In the data below, find every line with the string "Years" and pull it out.
*** RECORDS FOR THIS TASK
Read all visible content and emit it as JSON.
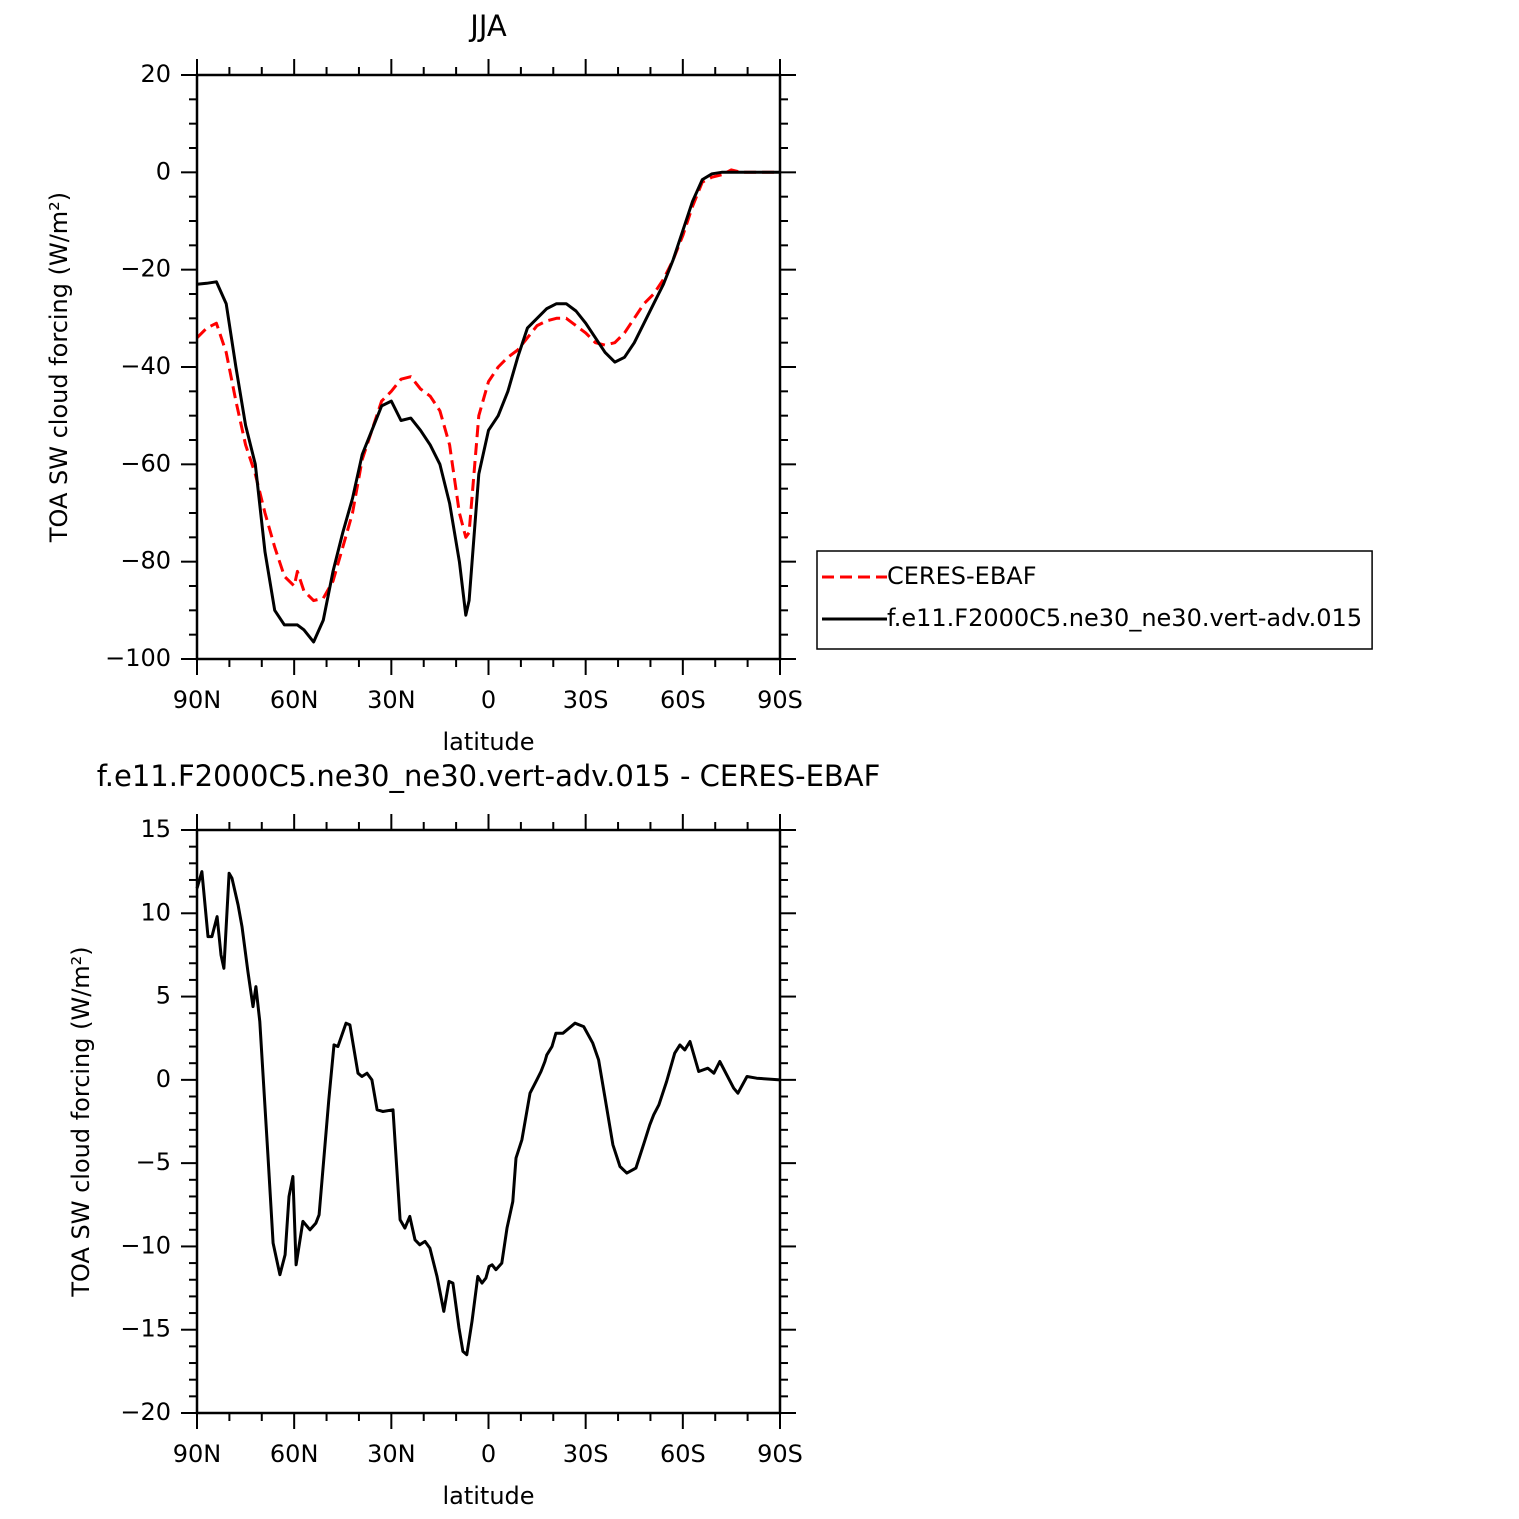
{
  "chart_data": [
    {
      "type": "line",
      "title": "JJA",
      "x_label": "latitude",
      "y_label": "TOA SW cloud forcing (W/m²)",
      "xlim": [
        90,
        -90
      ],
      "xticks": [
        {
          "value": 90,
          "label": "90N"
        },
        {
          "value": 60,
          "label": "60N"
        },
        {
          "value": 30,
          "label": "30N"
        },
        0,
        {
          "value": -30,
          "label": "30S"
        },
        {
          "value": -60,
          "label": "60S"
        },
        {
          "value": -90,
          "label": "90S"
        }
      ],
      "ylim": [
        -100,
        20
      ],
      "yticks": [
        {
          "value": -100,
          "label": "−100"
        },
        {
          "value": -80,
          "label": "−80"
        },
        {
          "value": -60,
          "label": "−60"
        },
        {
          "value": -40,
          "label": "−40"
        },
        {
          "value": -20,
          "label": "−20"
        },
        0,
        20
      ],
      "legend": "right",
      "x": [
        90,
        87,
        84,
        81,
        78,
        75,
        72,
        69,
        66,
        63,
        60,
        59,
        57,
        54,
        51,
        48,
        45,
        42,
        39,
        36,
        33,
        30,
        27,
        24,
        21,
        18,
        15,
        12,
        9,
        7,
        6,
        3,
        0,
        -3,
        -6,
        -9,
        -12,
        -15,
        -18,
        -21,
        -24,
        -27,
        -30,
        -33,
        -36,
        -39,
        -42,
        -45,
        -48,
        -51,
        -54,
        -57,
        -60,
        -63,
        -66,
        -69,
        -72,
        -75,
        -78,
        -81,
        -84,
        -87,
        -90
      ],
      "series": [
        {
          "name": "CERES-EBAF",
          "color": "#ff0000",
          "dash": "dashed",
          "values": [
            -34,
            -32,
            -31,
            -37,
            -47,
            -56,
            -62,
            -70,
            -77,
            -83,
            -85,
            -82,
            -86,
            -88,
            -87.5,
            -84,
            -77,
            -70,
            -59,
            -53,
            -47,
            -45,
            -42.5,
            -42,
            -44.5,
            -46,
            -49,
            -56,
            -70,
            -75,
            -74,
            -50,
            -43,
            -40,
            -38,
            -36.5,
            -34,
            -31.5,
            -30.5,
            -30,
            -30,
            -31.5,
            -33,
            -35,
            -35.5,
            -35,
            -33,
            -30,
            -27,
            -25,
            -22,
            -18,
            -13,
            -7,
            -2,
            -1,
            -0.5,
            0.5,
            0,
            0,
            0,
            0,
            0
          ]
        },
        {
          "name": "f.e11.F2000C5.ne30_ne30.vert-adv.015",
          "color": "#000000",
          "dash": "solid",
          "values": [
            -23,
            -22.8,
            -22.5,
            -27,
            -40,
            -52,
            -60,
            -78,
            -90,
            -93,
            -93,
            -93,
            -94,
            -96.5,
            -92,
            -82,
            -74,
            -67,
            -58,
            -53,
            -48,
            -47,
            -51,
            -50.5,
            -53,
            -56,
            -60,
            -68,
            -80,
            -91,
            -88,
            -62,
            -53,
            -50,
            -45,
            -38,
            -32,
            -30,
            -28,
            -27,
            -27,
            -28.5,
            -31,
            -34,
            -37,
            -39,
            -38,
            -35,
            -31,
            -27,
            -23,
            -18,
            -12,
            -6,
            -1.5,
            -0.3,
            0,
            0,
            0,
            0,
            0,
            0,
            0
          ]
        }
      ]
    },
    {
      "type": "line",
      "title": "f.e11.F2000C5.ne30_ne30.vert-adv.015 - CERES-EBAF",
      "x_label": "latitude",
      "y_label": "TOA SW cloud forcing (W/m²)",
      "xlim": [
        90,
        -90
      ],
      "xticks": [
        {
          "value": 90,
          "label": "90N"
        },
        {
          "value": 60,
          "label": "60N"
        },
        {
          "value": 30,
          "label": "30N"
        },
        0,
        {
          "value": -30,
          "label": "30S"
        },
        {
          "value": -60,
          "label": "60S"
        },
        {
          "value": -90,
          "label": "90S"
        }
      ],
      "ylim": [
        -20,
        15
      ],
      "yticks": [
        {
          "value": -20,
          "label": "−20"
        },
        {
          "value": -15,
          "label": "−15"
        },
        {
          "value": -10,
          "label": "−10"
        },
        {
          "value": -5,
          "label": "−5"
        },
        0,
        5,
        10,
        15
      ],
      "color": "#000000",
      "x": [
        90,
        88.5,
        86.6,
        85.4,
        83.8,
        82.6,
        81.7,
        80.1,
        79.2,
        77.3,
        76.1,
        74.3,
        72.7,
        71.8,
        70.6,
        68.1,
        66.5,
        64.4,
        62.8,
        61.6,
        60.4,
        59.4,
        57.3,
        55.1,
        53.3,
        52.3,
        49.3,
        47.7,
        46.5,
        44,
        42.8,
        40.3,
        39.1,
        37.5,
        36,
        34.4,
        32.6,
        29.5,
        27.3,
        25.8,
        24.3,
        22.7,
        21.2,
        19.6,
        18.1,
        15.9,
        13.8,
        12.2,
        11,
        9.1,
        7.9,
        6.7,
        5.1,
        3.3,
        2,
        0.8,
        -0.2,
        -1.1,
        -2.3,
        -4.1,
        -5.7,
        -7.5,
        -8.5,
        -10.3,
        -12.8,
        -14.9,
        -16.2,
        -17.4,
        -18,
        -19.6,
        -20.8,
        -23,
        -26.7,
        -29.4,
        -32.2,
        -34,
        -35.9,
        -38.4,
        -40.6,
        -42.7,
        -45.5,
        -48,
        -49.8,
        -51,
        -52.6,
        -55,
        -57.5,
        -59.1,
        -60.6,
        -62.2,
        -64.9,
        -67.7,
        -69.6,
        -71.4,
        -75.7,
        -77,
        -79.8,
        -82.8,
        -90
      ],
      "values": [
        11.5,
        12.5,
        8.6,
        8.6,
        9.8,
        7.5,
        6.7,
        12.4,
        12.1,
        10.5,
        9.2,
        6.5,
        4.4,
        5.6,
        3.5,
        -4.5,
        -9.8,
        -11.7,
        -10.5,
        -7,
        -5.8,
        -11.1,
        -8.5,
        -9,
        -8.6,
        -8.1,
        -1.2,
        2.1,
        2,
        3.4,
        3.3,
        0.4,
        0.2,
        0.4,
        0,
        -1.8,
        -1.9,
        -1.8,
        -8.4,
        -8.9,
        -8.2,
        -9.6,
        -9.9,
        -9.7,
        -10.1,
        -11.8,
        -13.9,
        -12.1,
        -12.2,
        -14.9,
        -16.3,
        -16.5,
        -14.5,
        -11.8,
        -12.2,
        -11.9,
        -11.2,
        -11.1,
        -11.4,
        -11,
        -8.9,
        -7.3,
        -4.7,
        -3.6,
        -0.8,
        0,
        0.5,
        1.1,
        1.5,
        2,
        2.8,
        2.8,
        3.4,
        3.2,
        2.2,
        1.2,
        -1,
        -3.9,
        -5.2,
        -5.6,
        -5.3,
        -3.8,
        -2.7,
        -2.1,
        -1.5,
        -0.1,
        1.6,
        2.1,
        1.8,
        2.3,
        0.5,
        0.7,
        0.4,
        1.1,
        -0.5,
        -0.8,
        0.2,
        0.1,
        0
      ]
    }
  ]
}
******
*** RECORDS FOR THIS TASK
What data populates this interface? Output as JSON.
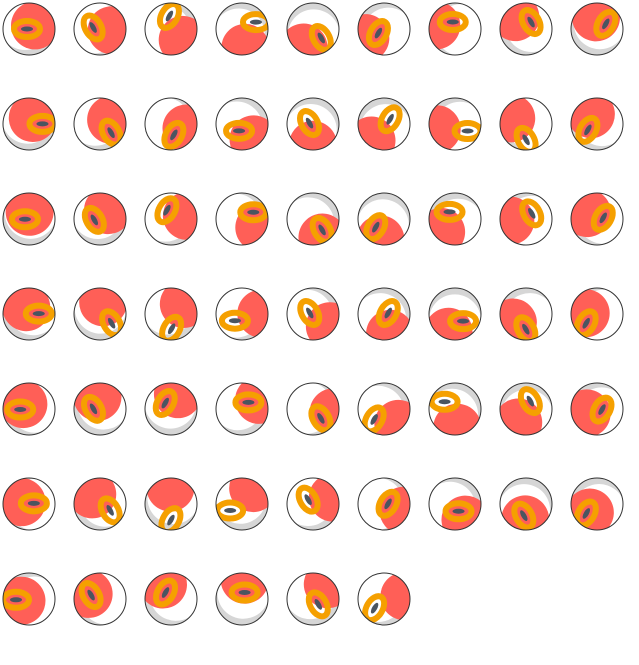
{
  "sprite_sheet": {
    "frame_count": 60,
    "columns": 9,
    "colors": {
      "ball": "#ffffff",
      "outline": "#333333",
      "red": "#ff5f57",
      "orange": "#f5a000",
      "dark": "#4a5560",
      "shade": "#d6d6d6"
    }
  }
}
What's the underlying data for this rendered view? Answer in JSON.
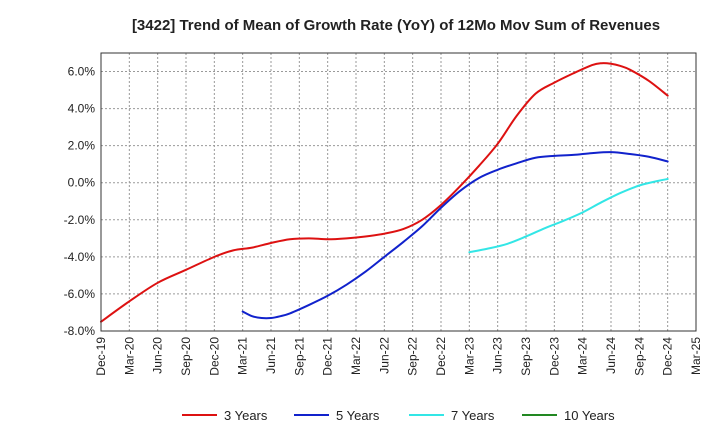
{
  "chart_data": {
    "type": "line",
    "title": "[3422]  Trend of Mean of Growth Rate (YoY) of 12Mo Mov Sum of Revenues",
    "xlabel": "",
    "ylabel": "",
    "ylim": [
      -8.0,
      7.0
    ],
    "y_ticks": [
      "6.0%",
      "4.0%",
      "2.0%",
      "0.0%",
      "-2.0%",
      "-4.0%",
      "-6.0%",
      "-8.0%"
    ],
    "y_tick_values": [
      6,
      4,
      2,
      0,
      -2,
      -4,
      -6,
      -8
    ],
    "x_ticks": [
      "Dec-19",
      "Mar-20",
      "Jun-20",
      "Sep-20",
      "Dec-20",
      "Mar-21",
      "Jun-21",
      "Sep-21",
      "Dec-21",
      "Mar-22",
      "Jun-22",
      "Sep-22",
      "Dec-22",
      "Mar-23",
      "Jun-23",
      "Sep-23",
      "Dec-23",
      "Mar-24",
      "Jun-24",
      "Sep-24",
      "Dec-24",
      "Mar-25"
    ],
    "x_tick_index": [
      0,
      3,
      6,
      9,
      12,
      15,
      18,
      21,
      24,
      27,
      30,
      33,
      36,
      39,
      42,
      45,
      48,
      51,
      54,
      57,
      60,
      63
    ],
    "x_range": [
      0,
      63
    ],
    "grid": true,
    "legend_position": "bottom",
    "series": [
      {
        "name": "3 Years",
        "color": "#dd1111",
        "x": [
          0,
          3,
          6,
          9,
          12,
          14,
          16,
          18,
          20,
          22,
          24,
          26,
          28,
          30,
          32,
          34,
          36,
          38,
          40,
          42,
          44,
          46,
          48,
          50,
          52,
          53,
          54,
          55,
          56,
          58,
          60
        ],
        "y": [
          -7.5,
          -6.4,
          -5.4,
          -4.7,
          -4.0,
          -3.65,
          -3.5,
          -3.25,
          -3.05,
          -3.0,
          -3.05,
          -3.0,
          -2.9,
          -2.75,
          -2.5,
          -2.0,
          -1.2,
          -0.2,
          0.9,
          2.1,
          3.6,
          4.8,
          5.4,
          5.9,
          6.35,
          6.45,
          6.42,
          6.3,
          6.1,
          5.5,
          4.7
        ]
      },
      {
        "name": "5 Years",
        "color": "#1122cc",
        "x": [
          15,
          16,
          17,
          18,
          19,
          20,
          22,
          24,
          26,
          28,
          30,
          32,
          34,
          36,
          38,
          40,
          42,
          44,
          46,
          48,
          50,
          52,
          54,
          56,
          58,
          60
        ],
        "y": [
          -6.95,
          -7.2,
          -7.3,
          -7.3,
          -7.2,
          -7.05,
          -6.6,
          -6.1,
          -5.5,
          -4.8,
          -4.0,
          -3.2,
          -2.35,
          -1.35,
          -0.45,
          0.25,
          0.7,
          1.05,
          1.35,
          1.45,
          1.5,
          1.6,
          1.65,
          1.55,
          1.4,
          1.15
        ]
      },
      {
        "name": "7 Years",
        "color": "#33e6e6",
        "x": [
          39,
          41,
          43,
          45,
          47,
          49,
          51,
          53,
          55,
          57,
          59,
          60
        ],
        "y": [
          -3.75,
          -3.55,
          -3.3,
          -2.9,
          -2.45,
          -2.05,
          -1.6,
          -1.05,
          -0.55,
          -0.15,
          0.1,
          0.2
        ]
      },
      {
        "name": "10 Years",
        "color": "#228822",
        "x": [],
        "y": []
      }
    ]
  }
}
******
» TASK SOLUTION:
        "name": "3 Years",
        "name": "5 Years",
        "name": "7 Years",
        "name": "10 Years",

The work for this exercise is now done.